__TASK TO CARRY OUT__: For every line in the data below that contains "circuit", copy the line.

__Stored items__:
※
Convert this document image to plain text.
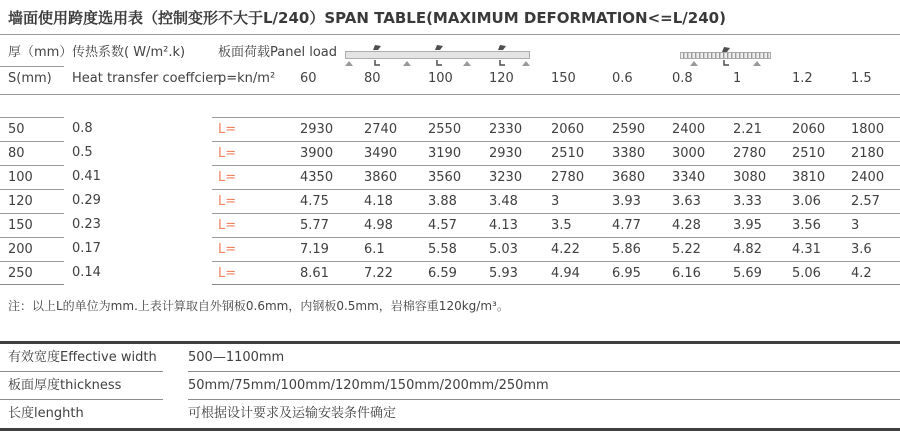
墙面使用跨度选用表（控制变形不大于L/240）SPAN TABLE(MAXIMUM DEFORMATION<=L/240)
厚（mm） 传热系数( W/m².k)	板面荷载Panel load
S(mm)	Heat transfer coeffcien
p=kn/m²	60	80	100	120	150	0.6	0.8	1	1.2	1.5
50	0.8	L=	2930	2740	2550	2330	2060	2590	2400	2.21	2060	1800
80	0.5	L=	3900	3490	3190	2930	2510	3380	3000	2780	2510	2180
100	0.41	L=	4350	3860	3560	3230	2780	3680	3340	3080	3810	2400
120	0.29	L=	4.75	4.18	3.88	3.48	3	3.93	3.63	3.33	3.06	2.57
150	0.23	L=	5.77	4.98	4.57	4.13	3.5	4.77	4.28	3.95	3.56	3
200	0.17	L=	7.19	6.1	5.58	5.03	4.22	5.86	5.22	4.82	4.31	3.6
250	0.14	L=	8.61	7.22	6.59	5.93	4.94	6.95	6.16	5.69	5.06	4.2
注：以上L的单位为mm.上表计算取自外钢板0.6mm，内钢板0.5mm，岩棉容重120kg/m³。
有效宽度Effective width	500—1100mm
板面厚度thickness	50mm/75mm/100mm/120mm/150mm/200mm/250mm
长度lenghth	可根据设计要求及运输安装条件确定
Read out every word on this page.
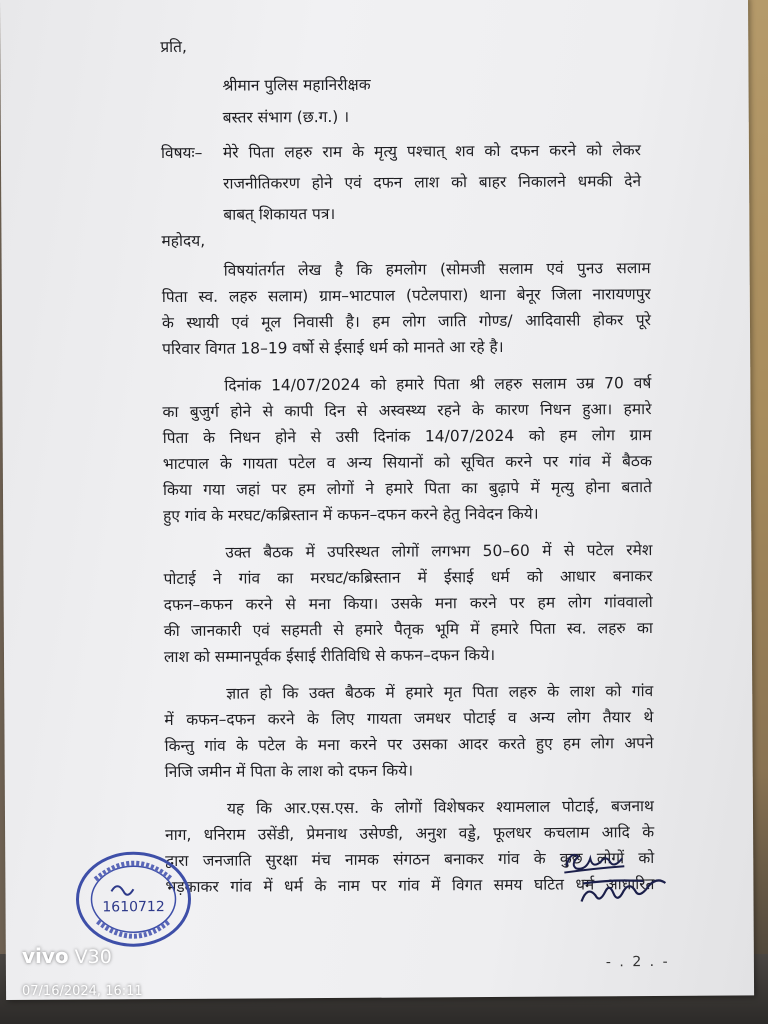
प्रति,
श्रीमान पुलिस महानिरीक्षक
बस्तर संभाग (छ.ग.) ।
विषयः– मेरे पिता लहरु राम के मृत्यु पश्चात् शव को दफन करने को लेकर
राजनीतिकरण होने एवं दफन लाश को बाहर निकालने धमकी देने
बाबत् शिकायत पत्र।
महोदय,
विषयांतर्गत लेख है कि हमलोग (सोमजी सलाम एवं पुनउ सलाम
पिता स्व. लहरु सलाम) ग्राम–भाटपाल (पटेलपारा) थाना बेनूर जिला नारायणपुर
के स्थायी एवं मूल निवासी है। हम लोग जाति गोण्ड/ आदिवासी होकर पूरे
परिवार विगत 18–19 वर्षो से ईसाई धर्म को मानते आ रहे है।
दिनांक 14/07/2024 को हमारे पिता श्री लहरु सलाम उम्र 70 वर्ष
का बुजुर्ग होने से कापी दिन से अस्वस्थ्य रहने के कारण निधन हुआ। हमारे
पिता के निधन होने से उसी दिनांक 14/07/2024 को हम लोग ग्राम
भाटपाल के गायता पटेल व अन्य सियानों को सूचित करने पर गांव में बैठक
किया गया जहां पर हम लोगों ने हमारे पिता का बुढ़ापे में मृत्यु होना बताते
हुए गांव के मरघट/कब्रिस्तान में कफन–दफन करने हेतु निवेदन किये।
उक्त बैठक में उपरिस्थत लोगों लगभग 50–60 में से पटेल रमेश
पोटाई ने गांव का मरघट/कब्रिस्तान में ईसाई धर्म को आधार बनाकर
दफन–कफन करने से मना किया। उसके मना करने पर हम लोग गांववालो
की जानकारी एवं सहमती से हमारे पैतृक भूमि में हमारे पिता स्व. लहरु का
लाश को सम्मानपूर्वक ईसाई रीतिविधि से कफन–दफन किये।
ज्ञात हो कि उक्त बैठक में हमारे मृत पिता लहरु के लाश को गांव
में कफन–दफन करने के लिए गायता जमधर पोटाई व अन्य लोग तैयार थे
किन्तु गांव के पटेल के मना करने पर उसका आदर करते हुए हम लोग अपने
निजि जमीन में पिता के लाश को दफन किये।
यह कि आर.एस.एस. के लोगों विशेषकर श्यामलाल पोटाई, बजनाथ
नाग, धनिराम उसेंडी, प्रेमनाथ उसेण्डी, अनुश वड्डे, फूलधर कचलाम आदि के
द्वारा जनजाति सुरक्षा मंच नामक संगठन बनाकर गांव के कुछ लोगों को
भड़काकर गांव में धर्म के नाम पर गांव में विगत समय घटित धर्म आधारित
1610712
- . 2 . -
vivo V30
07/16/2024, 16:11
※
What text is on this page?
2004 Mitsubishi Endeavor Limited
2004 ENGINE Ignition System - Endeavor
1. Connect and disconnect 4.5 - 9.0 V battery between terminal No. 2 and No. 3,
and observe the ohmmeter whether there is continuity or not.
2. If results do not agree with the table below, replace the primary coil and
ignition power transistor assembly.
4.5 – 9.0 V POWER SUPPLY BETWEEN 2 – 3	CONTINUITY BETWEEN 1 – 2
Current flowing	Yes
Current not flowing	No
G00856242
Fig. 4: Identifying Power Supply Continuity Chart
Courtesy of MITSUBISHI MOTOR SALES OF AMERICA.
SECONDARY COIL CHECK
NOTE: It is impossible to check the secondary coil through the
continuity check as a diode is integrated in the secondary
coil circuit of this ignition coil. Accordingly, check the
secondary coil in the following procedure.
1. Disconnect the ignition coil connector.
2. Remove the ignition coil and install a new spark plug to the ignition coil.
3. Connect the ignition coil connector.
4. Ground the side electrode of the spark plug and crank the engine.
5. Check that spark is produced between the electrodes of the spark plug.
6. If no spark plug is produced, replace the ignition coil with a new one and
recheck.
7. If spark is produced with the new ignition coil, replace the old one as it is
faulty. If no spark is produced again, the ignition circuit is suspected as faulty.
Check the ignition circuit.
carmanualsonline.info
※
__PROBLEM SOLUTION__:
coil circuit of this ignition coil. Accordingly, check the
faulty. If no spark is produced again, the ignition circuit is suspected as faulty.
Check the ignition circuit.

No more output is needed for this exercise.